*** Given data ***

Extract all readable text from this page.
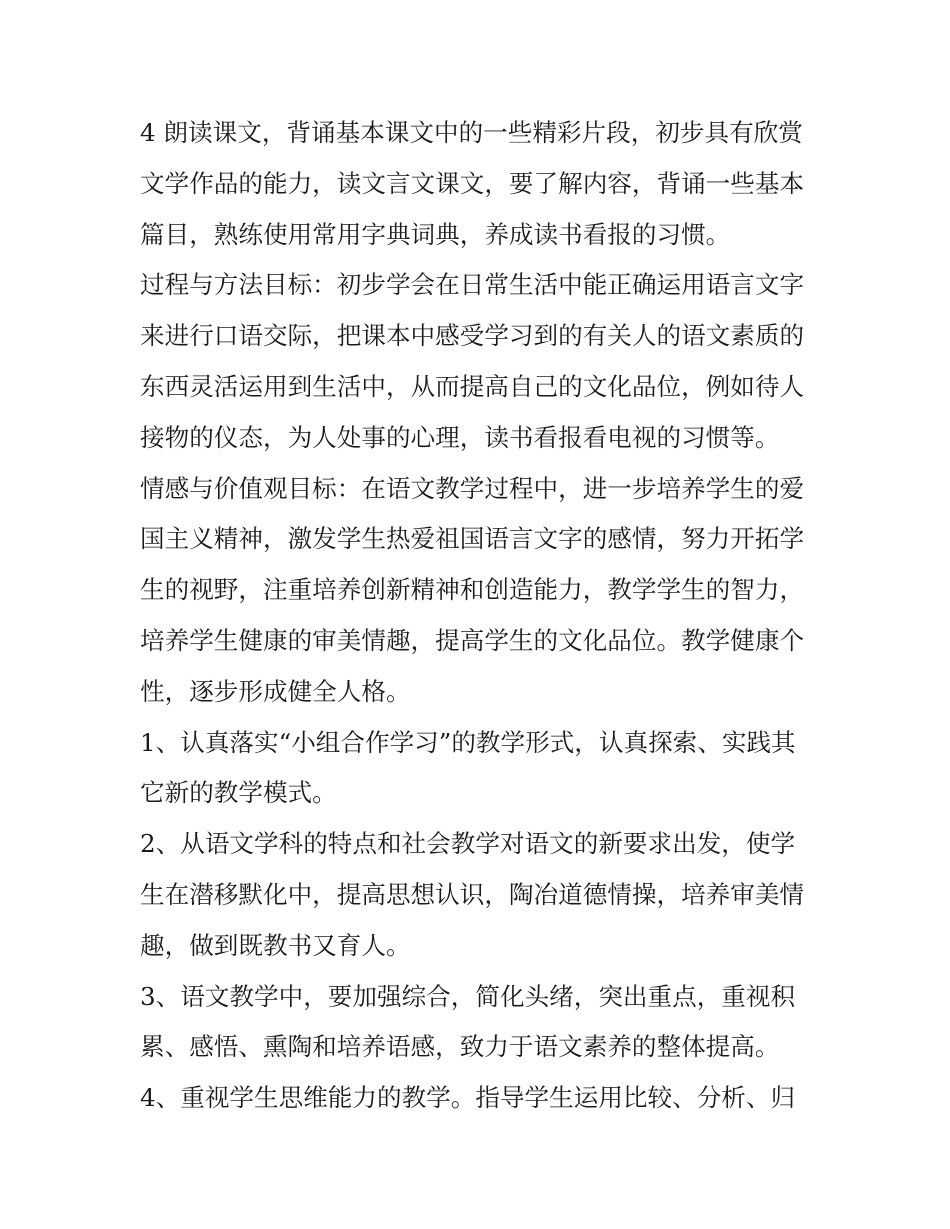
4 朗读课文，背诵基本课文中的一些精彩片段，初步具有欣赏
文学作品的能力，读文言文课文，要了解内容，背诵一些基本
篇目，熟练使用常用字典词典，养成读书看报的习惯。

过程与方法目标：初步学会在日常生活中能正确运用语言文字
来进行口语交际，把课本中感受学习到的有关人的语文素质的
东西灵活运用到生活中，从而提高自己的文化品位，例如待人
接物的仪态，为人处事的心理，读书看报看电视的习惯等。

情感与价值观目标：在语文教学过程中，进一步培养学生的爱
国主义精神，激发学生热爱祖国语言文字的感情，努力开拓学
生的视野，注重培养创新精神和创造能力，教学学生的智力，
培养学生健康的审美情趣，提高学生的文化品位。教学健康个
性，逐步形成健全人格。

1、认真落实“小组合作学习”的教学形式，认真探索、实践其
它新的教学模式。

2、从语文学科的特点和社会教学对语文的新要求出发，使学
生在潜移默化中，提高思想认识，陶冶道德情操，培养审美情
趣，做到既教书又育人。

3、语文教学中，要加强综合，简化头绪，突出重点，重视积
累、感悟、熏陶和培养语感，致力于语文素养的整体提高。

4、重视学生思维能力的教学。指导学生运用比较、分析、归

***

What you are asked to do: Make an exact copy of every entry above, minus the images.

Written answer:
Extract all readable text from this page.
4 朗读课文，背诵基本课文中的一些精彩片段，初步具有欣赏
文学作品的能力，读文言文课文，要了解内容，背诵一些基本
篇目，熟练使用常用字典词典，养成读书看报的习惯。

过程与方法目标：初步学会在日常生活中能正确运用语言文字
来进行口语交际，把课本中感受学习到的有关人的语文素质的
东西灵活运用到生活中，从而提高自己的文化品位，例如待人
接物的仪态，为人处事的心理，读书看报看电视的习惯等。

情感与价值观目标：在语文教学过程中，进一步培养学生的爱
国主义精神，激发学生热爱祖国语言文字的感情，努力开拓学
生的视野，注重培养创新精神和创造能力，教学学生的智力，
培养学生健康的审美情趣，提高学生的文化品位。教学健康个
性，逐步形成健全人格。

1、认真落实“小组合作学习”的教学形式，认真探索、实践其
它新的教学模式。

2、从语文学科的特点和社会教学对语文的新要求出发，使学
生在潜移默化中，提高思想认识，陶冶道德情操，培养审美情
趣，做到既教书又育人。

3、语文教学中，要加强综合，简化头绪，突出重点，重视积
累、感悟、熏陶和培养语感，致力于语文素养的整体提高。

4、重视学生思维能力的教学。指导学生运用比较、分析、归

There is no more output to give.